» Exercise aim:
Omit the images, then output each of the records below exactly.

(Stored data)
════════

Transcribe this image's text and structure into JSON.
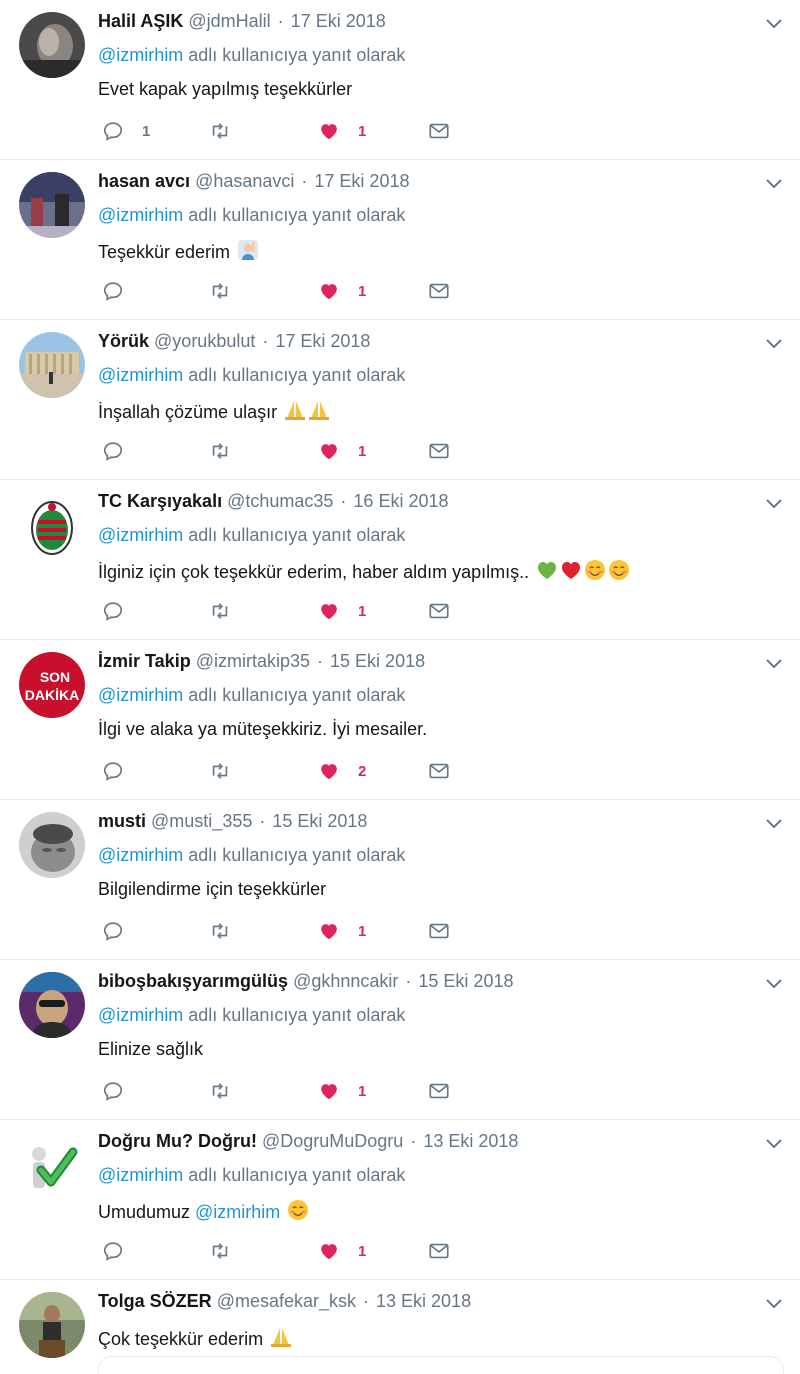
{
  "reply_prefix": "adlı kullanıcıya yanıt olarak",
  "colors": {
    "link": "#1b95e0",
    "muted": "#657786",
    "like": "#e0245e",
    "border": "#e6ecf0"
  },
  "tweets": [
    {
      "name": "Halil AŞIK",
      "handle": "@jdmHalil",
      "date": "17 Eki 2018",
      "reply_to": "@izmirhim",
      "text": "Evet kapak yapılmış teşekkürler",
      "replies": "1",
      "likes": "1"
    },
    {
      "name": "hasan avcı",
      "handle": "@hasanavci",
      "date": "17 Eki 2018",
      "reply_to": "@izmirhim",
      "text": "Teşekkür ederim",
      "emoji": [
        "person-raising-hand-emoji"
      ],
      "replies": "",
      "likes": "1"
    },
    {
      "name": "Yörük",
      "handle": "@yorukbulut",
      "date": "17 Eki 2018",
      "reply_to": "@izmirhim",
      "text": "İnşallah çözüme ulaşır",
      "emoji": [
        "folded-hands-emoji",
        "folded-hands-emoji"
      ],
      "replies": "",
      "likes": "1"
    },
    {
      "name": "TC Karşıyakalı",
      "handle": "@tchumac35",
      "date": "16 Eki 2018",
      "reply_to": "@izmirhim",
      "text": "İlginiz için çok teşekkür ederim, haber aldım yapılmış..",
      "emoji": [
        "green-heart-emoji",
        "red-heart-emoji",
        "smiling-face-emoji",
        "smiling-face-emoji"
      ],
      "replies": "",
      "likes": "1"
    },
    {
      "name": "İzmir Takip",
      "handle": "@izmirtakip35",
      "date": "15 Eki 2018",
      "reply_to": "@izmirhim",
      "text": "İlgi ve alaka ya müteşekkiriz. İyi mesailer.",
      "replies": "",
      "likes": "2",
      "avatar_text": [
        "SON",
        "DAKİKA"
      ]
    },
    {
      "name": "musti",
      "handle": "@musti_355",
      "date": "15 Eki 2018",
      "reply_to": "@izmirhim",
      "text": "Bilgilendirme için teşekkürler",
      "replies": "",
      "likes": "1"
    },
    {
      "name": "biboşbakışyarımgülüş",
      "handle": "@gkhnncakir",
      "date": "15 Eki 2018",
      "reply_to": "@izmirhim",
      "text": "Elinize sağlık",
      "replies": "",
      "likes": "1"
    },
    {
      "name": "Doğru Mu? Doğru!",
      "handle": "@DogruMuDogru",
      "date": "13 Eki 2018",
      "reply_to": "@izmirhim",
      "text_prefix": "Umudumuz ",
      "text_mention": "@izmirhim",
      "emoji": [
        "smiling-face-emoji"
      ],
      "replies": "",
      "likes": "1"
    },
    {
      "name": "Tolga SÖZER",
      "handle": "@mesafekar_ksk",
      "date": "13 Eki 2018",
      "text": "Çok teşekkür ederim",
      "emoji": [
        "folded-hands-emoji"
      ]
    }
  ]
}
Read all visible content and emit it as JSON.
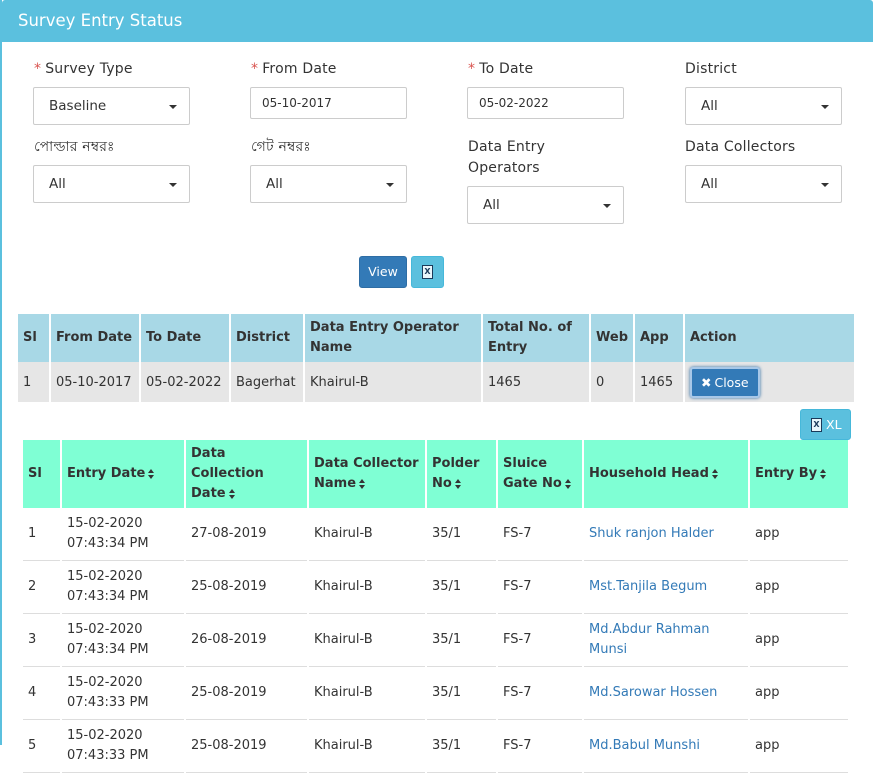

════════

» Task output:
Transcribe this image's text and structure into JSON.
{
  "reply_prefix": "adlı kullanıcıya yanıt olarak",
  "colors": {
    "link": "#1b95e0",
    "muted": "#657786",
    "like": "#e0245e",
    "border": "#e6ecf0"
  },
  "tweets": [
    {
      "name": "Halil AŞIK",
      "handle": "@jdmHalil",
      "date": "17 Eki 2018",
      "reply_to": "@izmirhim",
      "text": "Evet kapak yapılmış teşekkürler",
      "replies": "1",
      "likes": "1"
    },
    {
      "name": "hasan avcı",
      "handle": "@hasanavci",
      "date": "17 Eki 2018",
      "reply_to": "@izmirhim",
      "text": "Teşekkür ederim",
      "emoji": [
        "person-raising-hand-emoji"
      ],
      "replies": "",
      "likes": "1"
    },
    {
      "name": "Yörük",
      "handle": "@yorukbulut",
      "date": "17 Eki 2018",
      "reply_to": "@izmirhim",
      "text": "İnşallah çözüme ulaşır",
      "emoji": [
        "folded-hands-emoji",
        "folded-hands-emoji"
      ],
      "replies": "",
      "likes": "1"
    },
    {
      "name": "TC Karşıyakalı",
      "handle": "@tchumac35",
      "date": "16 Eki 2018",
      "reply_to": "@izmirhim",
      "text": "İlginiz için çok teşekkür ederim, haber aldım yapılmış..",
      "emoji": [
        "green-heart-emoji",
        "red-heart-emoji",
        "smiling-face-emoji",
        "smiling-face-emoji"
      ],
      "replies": "",
      "likes": "1"
    },
    {
      "name": "İzmir Takip",
      "handle": "@izmirtakip35",
      "date": "15 Eki 2018",
      "reply_to": "@izmirhim",
      "text": "İlgi ve alaka ya müteşekkiriz. İyi mesailer.",
      "replies": "",
      "likes": "2",
      "avatar_text": [
        "SON",
        "DAKİKA"
      ]
    },
    {
      "name": "musti",
      "handle": "@musti_355",
      "date": "15 Eki 2018",
      "reply_to": "@izmirhim",
      "text": "Bilgilendirme için teşekkürler",
      "replies": "",
      "likes": "1"
    },
    {
      "name": "biboşbakışyarımgülüş",
      "handle": "@gkhnncakir",
      "date": "15 Eki 2018",
      "reply_to": "@izmirhim",
      "text": "Elinize sağlık",
      "replies": "",
      "likes": "1"
    },
    {
      "name": "Doğru Mu? Doğru!",
      "handle": "@DogruMuDogru",
      "date": "13 Eki 2018",
      "reply_to": "@izmirhim",
      "text_prefix": "Umudumuz ",
      "text_mention": "@izmirhim",
      "emoji": [
        "smiling-face-emoji"
      ],
      "replies": "",
      "likes": "1"
    },
    {
      "name": "Tolga SÖZER",
      "handle": "@mesafekar_ksk",
      "date": "13 Eki 2018",
      "text": "Çok teşekkür ederim",
      "emoji": [
        "folded-hands-emoji"
      ]
    }
  ]
}
Read all visible content and emit it as JSON.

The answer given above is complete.